What you are asked to do = Return the material word for word. Do not include the pictures.

Data to use =

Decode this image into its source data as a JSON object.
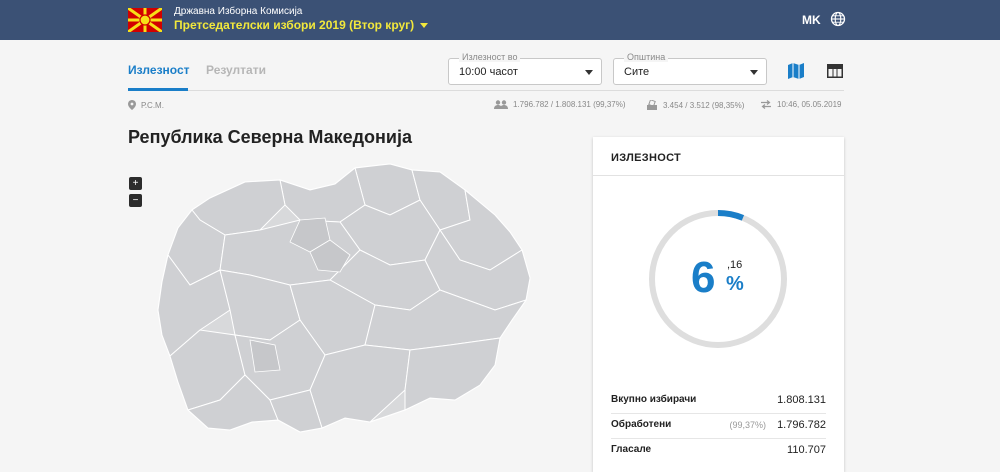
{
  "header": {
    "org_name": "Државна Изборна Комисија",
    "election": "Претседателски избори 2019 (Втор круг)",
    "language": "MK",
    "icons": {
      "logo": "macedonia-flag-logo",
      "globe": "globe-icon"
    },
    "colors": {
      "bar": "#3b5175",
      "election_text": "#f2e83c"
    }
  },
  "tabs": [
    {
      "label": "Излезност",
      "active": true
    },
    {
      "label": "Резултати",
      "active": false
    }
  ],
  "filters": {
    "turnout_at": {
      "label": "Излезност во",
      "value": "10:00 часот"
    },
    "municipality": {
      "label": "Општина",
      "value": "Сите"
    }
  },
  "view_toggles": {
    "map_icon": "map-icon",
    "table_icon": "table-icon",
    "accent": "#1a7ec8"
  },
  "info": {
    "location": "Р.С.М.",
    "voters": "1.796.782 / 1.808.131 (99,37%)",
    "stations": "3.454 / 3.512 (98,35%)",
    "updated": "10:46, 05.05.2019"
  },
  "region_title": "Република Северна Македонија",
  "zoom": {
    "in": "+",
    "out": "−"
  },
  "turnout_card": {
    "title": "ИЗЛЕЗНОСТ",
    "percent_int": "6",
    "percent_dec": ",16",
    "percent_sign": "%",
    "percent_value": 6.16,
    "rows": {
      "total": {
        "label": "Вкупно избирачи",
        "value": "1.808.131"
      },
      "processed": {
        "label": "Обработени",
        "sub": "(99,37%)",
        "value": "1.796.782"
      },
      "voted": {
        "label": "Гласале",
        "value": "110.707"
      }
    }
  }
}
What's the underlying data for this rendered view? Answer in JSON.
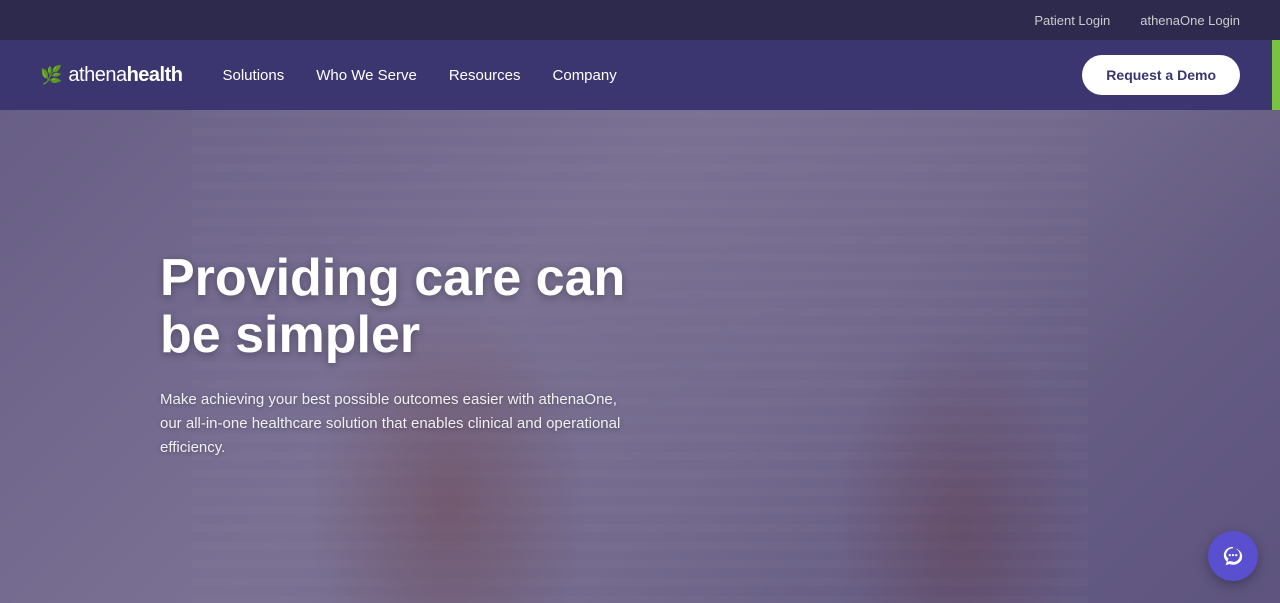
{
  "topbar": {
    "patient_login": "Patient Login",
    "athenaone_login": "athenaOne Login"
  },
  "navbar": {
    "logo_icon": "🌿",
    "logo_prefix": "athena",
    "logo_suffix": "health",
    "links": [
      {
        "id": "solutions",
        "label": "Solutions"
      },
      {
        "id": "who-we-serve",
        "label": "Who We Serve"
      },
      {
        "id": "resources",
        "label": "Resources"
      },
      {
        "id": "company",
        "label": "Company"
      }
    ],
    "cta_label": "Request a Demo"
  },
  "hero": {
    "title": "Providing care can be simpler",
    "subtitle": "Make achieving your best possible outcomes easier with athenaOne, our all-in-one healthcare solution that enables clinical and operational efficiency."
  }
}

Written solution =
Decode this image into its source data as a JSON object.
{
  "header": {
    "org_name": "Државна Изборна Комисија",
    "election": "Претседателски избори 2019 (Втор круг)",
    "language": "MK",
    "icons": {
      "logo": "macedonia-flag-logo",
      "globe": "globe-icon"
    },
    "colors": {
      "bar": "#3b5175",
      "election_text": "#f2e83c"
    }
  },
  "tabs": [
    {
      "label": "Излезност",
      "active": true
    },
    {
      "label": "Резултати",
      "active": false
    }
  ],
  "filters": {
    "turnout_at": {
      "label": "Излезност во",
      "value": "10:00 часот"
    },
    "municipality": {
      "label": "Општина",
      "value": "Сите"
    }
  },
  "view_toggles": {
    "map_icon": "map-icon",
    "table_icon": "table-icon",
    "accent": "#1a7ec8"
  },
  "info": {
    "location": "Р.С.М.",
    "voters": "1.796.782 / 1.808.131 (99,37%)",
    "stations": "3.454 / 3.512 (98,35%)",
    "updated": "10:46, 05.05.2019"
  },
  "region_title": "Република Северна Македонија",
  "zoom": {
    "in": "+",
    "out": "−"
  },
  "turnout_card": {
    "title": "ИЗЛЕЗНОСТ",
    "percent_int": "6",
    "percent_dec": ",16",
    "percent_sign": "%",
    "percent_value": 6.16,
    "rows": {
      "total": {
        "label": "Вкупно избирачи",
        "value": "1.808.131"
      },
      "processed": {
        "label": "Обработени",
        "sub": "(99,37%)",
        "value": "1.796.782"
      },
      "voted": {
        "label": "Гласале",
        "value": "110.707"
      }
    }
  }
}
What's the underlying data for this rendered view? Answer in JSON.
{
  "topbar": {
    "patient_login": "Patient Login",
    "athenaone_login": "athenaOne Login"
  },
  "navbar": {
    "logo_icon": "🌿",
    "logo_prefix": "athena",
    "logo_suffix": "health",
    "links": [
      {
        "id": "solutions",
        "label": "Solutions"
      },
      {
        "id": "who-we-serve",
        "label": "Who We Serve"
      },
      {
        "id": "resources",
        "label": "Resources"
      },
      {
        "id": "company",
        "label": "Company"
      }
    ],
    "cta_label": "Request a Demo"
  },
  "hero": {
    "title": "Providing care can be simpler",
    "subtitle": "Make achieving your best possible outcomes easier with athenaOne, our all-in-one healthcare solution that enables clinical and operational efficiency."
  }
}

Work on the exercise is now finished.